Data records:

+ + + + +

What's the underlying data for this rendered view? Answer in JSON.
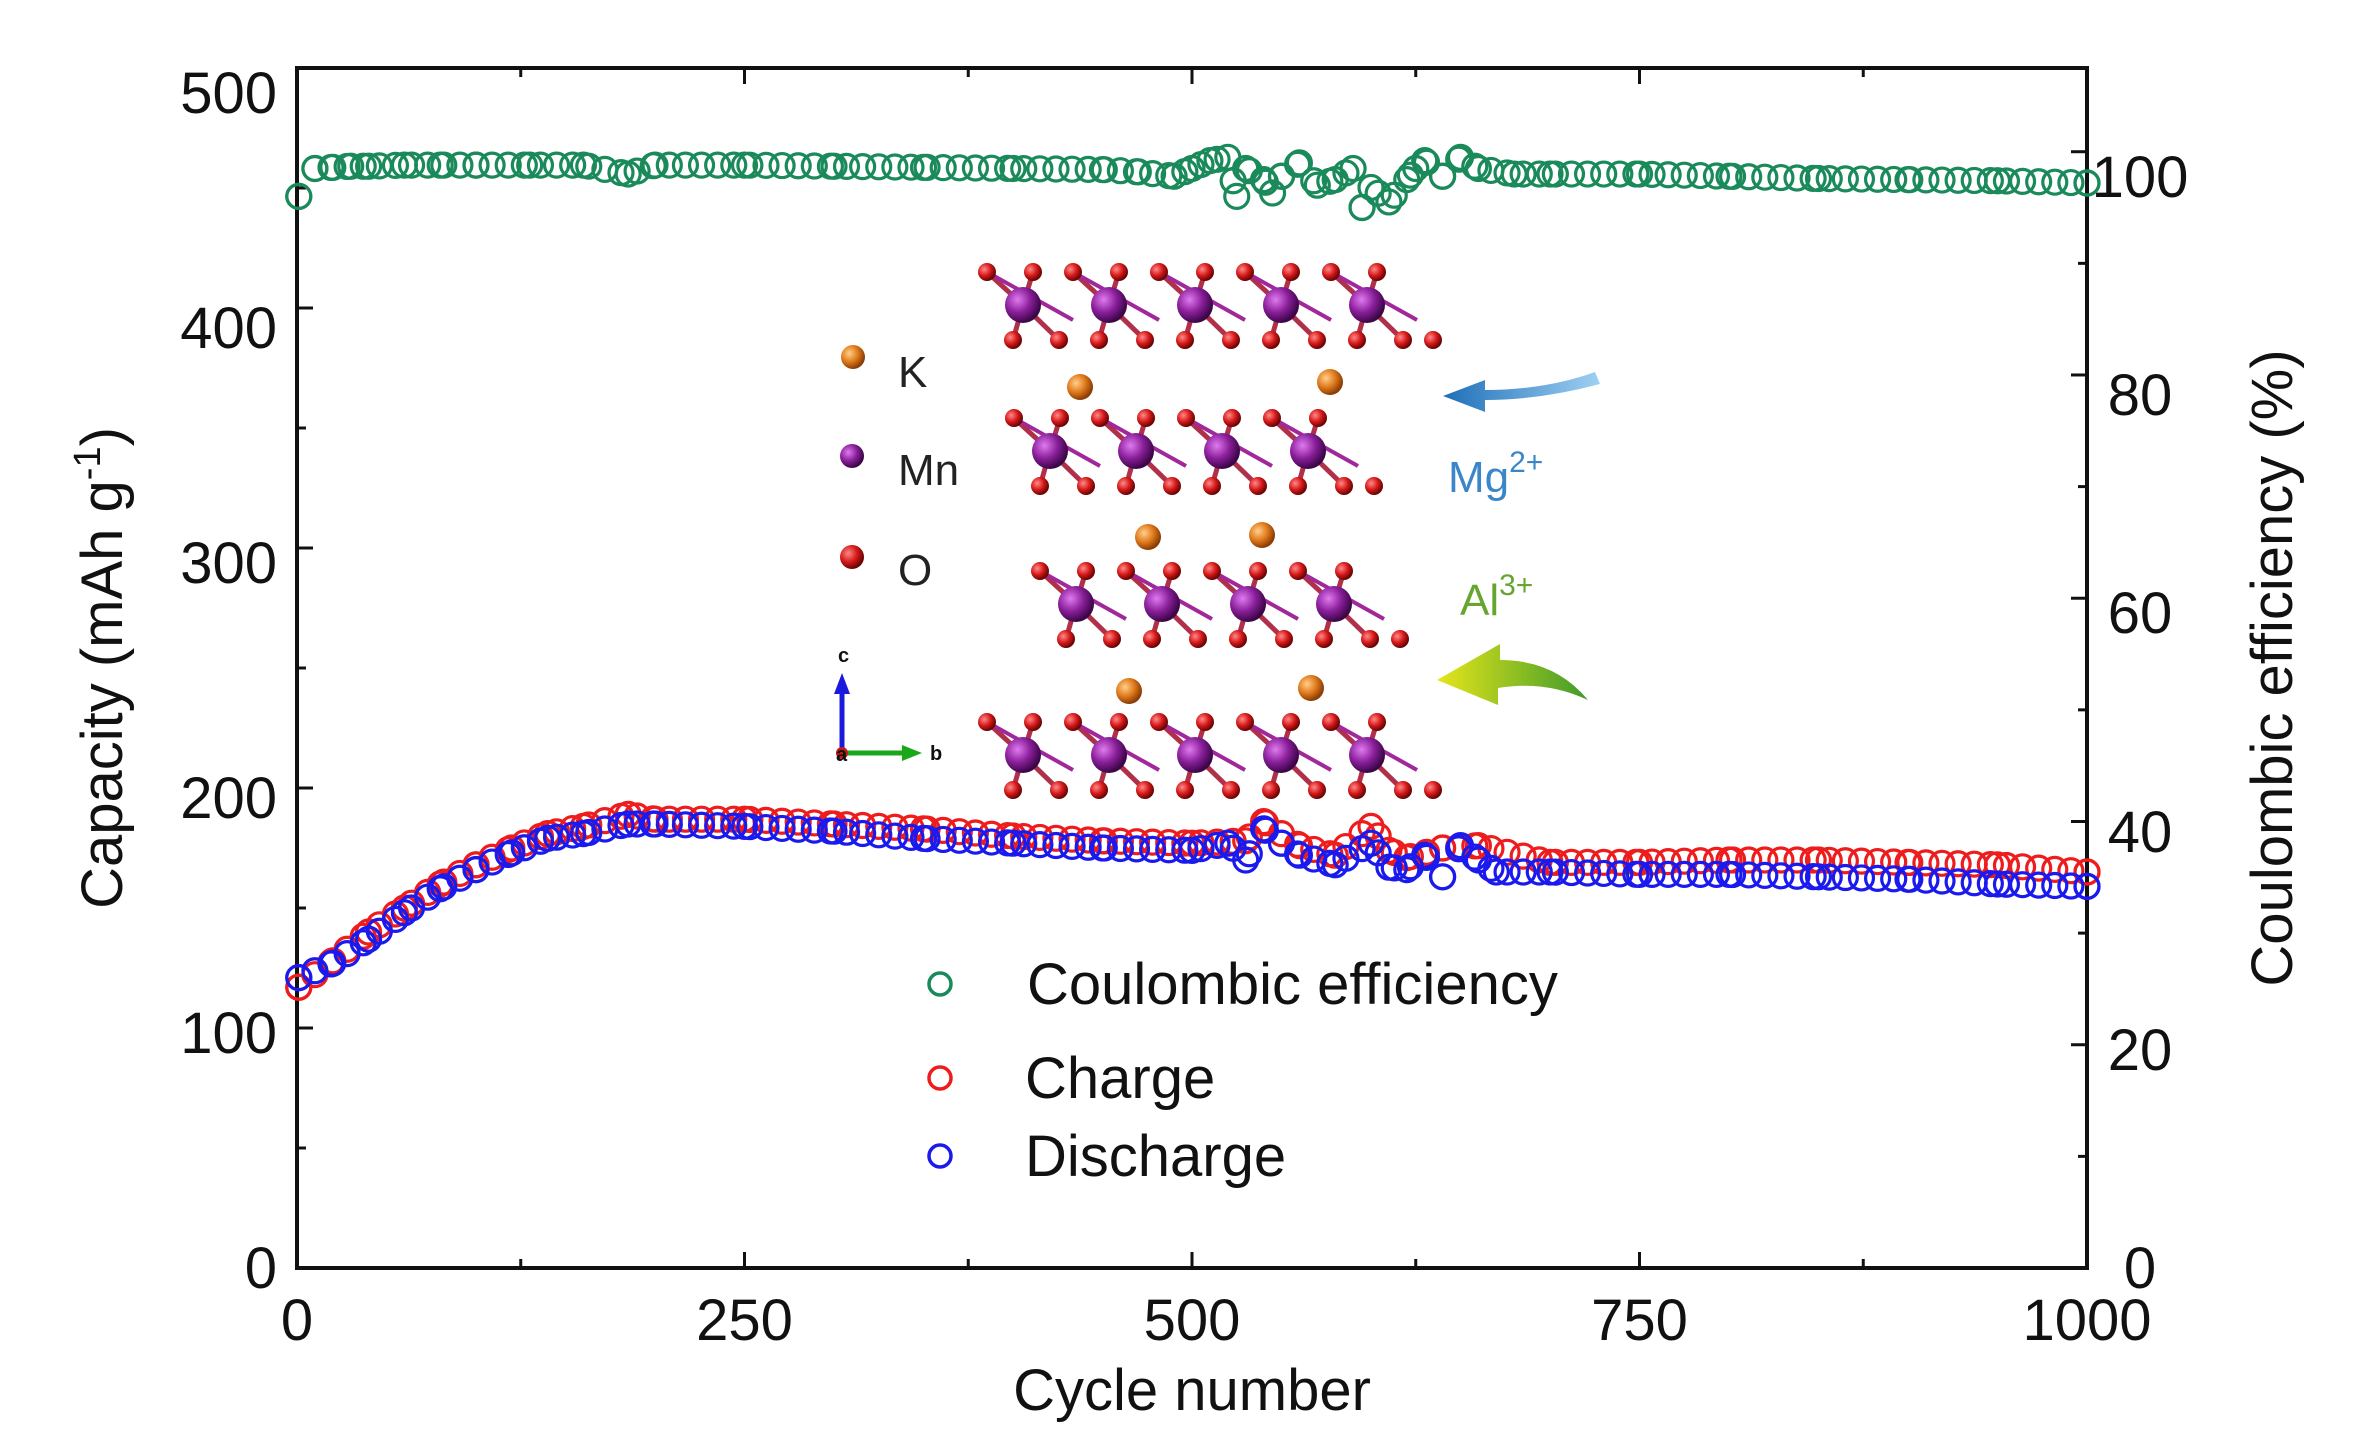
{
  "chart_data": {
    "type": "scatter",
    "xlabel": "Cycle number",
    "ylabel": "Capacity (mAh g",
    "ylabel_superscript": "-1",
    "ylabel_close": ")",
    "y2label": "Coulombic efficiency (%)",
    "xlim": [
      0,
      1000
    ],
    "ylim": [
      0,
      500
    ],
    "y2lim": [
      0,
      107.5
    ],
    "xticks": [
      "0",
      "250",
      "500",
      "750",
      "1000"
    ],
    "yticks": [
      "0",
      "100",
      "200",
      "300",
      "400",
      "500"
    ],
    "y2ticks": [
      "0",
      "20",
      "40",
      "60",
      "80",
      "100"
    ],
    "legend": [
      "Coulombic efficiency",
      "Charge",
      "Discharge"
    ],
    "colors": {
      "ce": "#1a8a5a",
      "charge": "#ee1c1c",
      "discharge": "#1a1aee"
    },
    "series": [
      {
        "name": "Coulombic efficiency",
        "axis": "right",
        "x": [
          1,
          10,
          20,
          30,
          40,
          60,
          80,
          100,
          130,
          160,
          185,
          200,
          250,
          300,
          350,
          400,
          450,
          470,
          490,
          500,
          510,
          520,
          525,
          530,
          540,
          545,
          550,
          560,
          570,
          580,
          590,
          595,
          600,
          610,
          620,
          625,
          630,
          640,
          650,
          660,
          680,
          700,
          750,
          800,
          850,
          900,
          950,
          1000
        ],
        "values": [
          96,
          98.5,
          98.6,
          98.7,
          98.7,
          98.8,
          98.8,
          98.8,
          98.8,
          98.8,
          98,
          98.8,
          98.8,
          98.7,
          98.6,
          98.5,
          98.4,
          98.2,
          97.8,
          98.5,
          99.2,
          99.5,
          96,
          98.5,
          97.5,
          96.3,
          97.8,
          99,
          97,
          97.5,
          98.5,
          95,
          96.8,
          95.5,
          97.5,
          98.5,
          99.2,
          97.8,
          99.5,
          98.5,
          98,
          98,
          98,
          97.8,
          97.6,
          97.5,
          97.4,
          97.2
        ]
      },
      {
        "name": "Charge",
        "axis": "left",
        "x": [
          1,
          20,
          40,
          60,
          80,
          100,
          120,
          140,
          160,
          185,
          200,
          250,
          300,
          350,
          400,
          450,
          500,
          530,
          540,
          560,
          580,
          600,
          610,
          620,
          640,
          660,
          700,
          750,
          800,
          850,
          900,
          950,
          1000
        ],
        "values": [
          117,
          128,
          140,
          150,
          160,
          168,
          175,
          181,
          184,
          189,
          187,
          187,
          185,
          183,
          180,
          178,
          177,
          178,
          186,
          176,
          172,
          184,
          174,
          171,
          175,
          176,
          169,
          169,
          170,
          170,
          169,
          168,
          165
        ]
      },
      {
        "name": "Discharge",
        "axis": "left",
        "x": [
          1,
          20,
          40,
          60,
          80,
          100,
          120,
          140,
          160,
          185,
          200,
          250,
          300,
          350,
          400,
          450,
          500,
          520,
          530,
          540,
          550,
          560,
          580,
          600,
          610,
          620,
          630,
          640,
          650,
          660,
          670,
          700,
          750,
          800,
          850,
          900,
          950,
          1000
        ],
        "values": [
          121,
          127,
          137,
          148,
          158,
          166,
          173,
          179,
          181,
          185,
          185,
          184,
          182,
          179,
          177,
          175,
          174,
          177,
          170,
          183,
          177,
          172,
          168,
          177,
          167,
          166,
          172,
          163,
          176,
          170,
          165,
          165,
          164,
          164,
          163,
          162,
          160,
          159
        ]
      }
    ]
  },
  "inset": {
    "legend": [
      {
        "label": "K",
        "color": "#e07a1c"
      },
      {
        "label": "Mn",
        "color": "#8a1f9a"
      },
      {
        "label": "O",
        "color": "#d71a1a"
      }
    ],
    "ions": [
      {
        "symbol": "Mg",
        "charge": "2+",
        "color": "#3a86c8"
      },
      {
        "symbol": "Al",
        "charge": "3+",
        "color": "#66a62e"
      }
    ],
    "crystal_axes": [
      "c",
      "a",
      "b"
    ]
  }
}
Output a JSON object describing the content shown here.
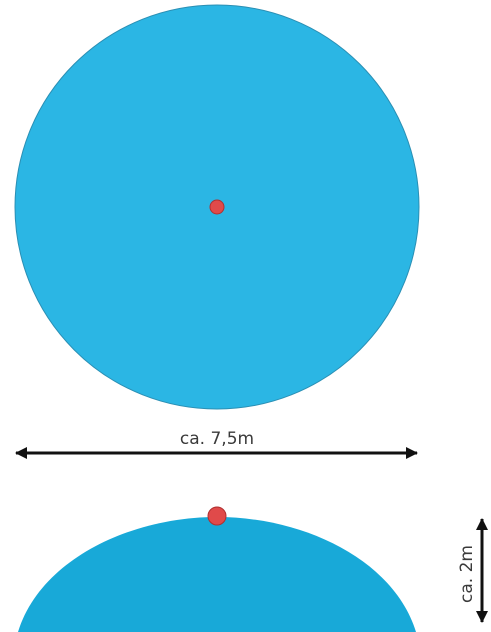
{
  "diagram": {
    "width_label": "ca. 7,5m",
    "height_label": "ca. 2m"
  },
  "colors": {
    "disc_fill": "#2BB6E4",
    "disc_stroke": "#2A8FB4",
    "dome_fill": "#18A9D8",
    "point_fill": "#E04A4A",
    "point_stroke": "#B03030",
    "arrow": "#111111",
    "label": "#3a3a3a"
  }
}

+ + + + +

■ Stated task ■
Output the data above without changes, apart from leaving out the pictures.

■ Right answer ■
What's the underlying data for this rendered view? Answer in JSON.
{
  "chart_data": {
    "type": "scatter",
    "xlabel": "Cycle number",
    "ylabel": "Capacity (mAh g",
    "ylabel_superscript": "-1",
    "ylabel_close": ")",
    "y2label": "Coulombic efficiency (%)",
    "xlim": [
      0,
      1000
    ],
    "ylim": [
      0,
      500
    ],
    "y2lim": [
      0,
      107.5
    ],
    "xticks": [
      "0",
      "250",
      "500",
      "750",
      "1000"
    ],
    "yticks": [
      "0",
      "100",
      "200",
      "300",
      "400",
      "500"
    ],
    "y2ticks": [
      "0",
      "20",
      "40",
      "60",
      "80",
      "100"
    ],
    "legend": [
      "Coulombic efficiency",
      "Charge",
      "Discharge"
    ],
    "colors": {
      "ce": "#1a8a5a",
      "charge": "#ee1c1c",
      "discharge": "#1a1aee"
    },
    "series": [
      {
        "name": "Coulombic efficiency",
        "axis": "right",
        "x": [
          1,
          10,
          20,
          30,
          40,
          60,
          80,
          100,
          130,
          160,
          185,
          200,
          250,
          300,
          350,
          400,
          450,
          470,
          490,
          500,
          510,
          520,
          525,
          530,
          540,
          545,
          550,
          560,
          570,
          580,
          590,
          595,
          600,
          610,
          620,
          625,
          630,
          640,
          650,
          660,
          680,
          700,
          750,
          800,
          850,
          900,
          950,
          1000
        ],
        "values": [
          96,
          98.5,
          98.6,
          98.7,
          98.7,
          98.8,
          98.8,
          98.8,
          98.8,
          98.8,
          98,
          98.8,
          98.8,
          98.7,
          98.6,
          98.5,
          98.4,
          98.2,
          97.8,
          98.5,
          99.2,
          99.5,
          96,
          98.5,
          97.5,
          96.3,
          97.8,
          99,
          97,
          97.5,
          98.5,
          95,
          96.8,
          95.5,
          97.5,
          98.5,
          99.2,
          97.8,
          99.5,
          98.5,
          98,
          98,
          98,
          97.8,
          97.6,
          97.5,
          97.4,
          97.2
        ]
      },
      {
        "name": "Charge",
        "axis": "left",
        "x": [
          1,
          20,
          40,
          60,
          80,
          100,
          120,
          140,
          160,
          185,
          200,
          250,
          300,
          350,
          400,
          450,
          500,
          530,
          540,
          560,
          580,
          600,
          610,
          620,
          640,
          660,
          700,
          750,
          800,
          850,
          900,
          950,
          1000
        ],
        "values": [
          117,
          128,
          140,
          150,
          160,
          168,
          175,
          181,
          184,
          189,
          187,
          187,
          185,
          183,
          180,
          178,
          177,
          178,
          186,
          176,
          172,
          184,
          174,
          171,
          175,
          176,
          169,
          169,
          170,
          170,
          169,
          168,
          165
        ]
      },
      {
        "name": "Discharge",
        "axis": "left",
        "x": [
          1,
          20,
          40,
          60,
          80,
          100,
          120,
          140,
          160,
          185,
          200,
          250,
          300,
          350,
          400,
          450,
          500,
          520,
          530,
          540,
          550,
          560,
          580,
          600,
          610,
          620,
          630,
          640,
          650,
          660,
          670,
          700,
          750,
          800,
          850,
          900,
          950,
          1000
        ],
        "values": [
          121,
          127,
          137,
          148,
          158,
          166,
          173,
          179,
          181,
          185,
          185,
          184,
          182,
          179,
          177,
          175,
          174,
          177,
          170,
          183,
          177,
          172,
          168,
          177,
          167,
          166,
          172,
          163,
          176,
          170,
          165,
          165,
          164,
          164,
          163,
          162,
          160,
          159
        ]
      }
    ]
  },
  "inset": {
    "legend": [
      {
        "label": "K",
        "color": "#e07a1c"
      },
      {
        "label": "Mn",
        "color": "#8a1f9a"
      },
      {
        "label": "O",
        "color": "#d71a1a"
      }
    ],
    "ions": [
      {
        "symbol": "Mg",
        "charge": "2+",
        "color": "#3a86c8"
      },
      {
        "symbol": "Al",
        "charge": "3+",
        "color": "#66a62e"
      }
    ],
    "crystal_axes": [
      "c",
      "a",
      "b"
    ]
  }
}
Output a JSON object describing the content shown here.
{
  "diagram": {
    "width_label": "ca. 7,5m",
    "height_label": "ca. 2m"
  },
  "colors": {
    "disc_fill": "#2BB6E4",
    "disc_stroke": "#2A8FB4",
    "dome_fill": "#18A9D8",
    "point_fill": "#E04A4A",
    "point_stroke": "#B03030",
    "arrow": "#111111",
    "label": "#3a3a3a"
  }
}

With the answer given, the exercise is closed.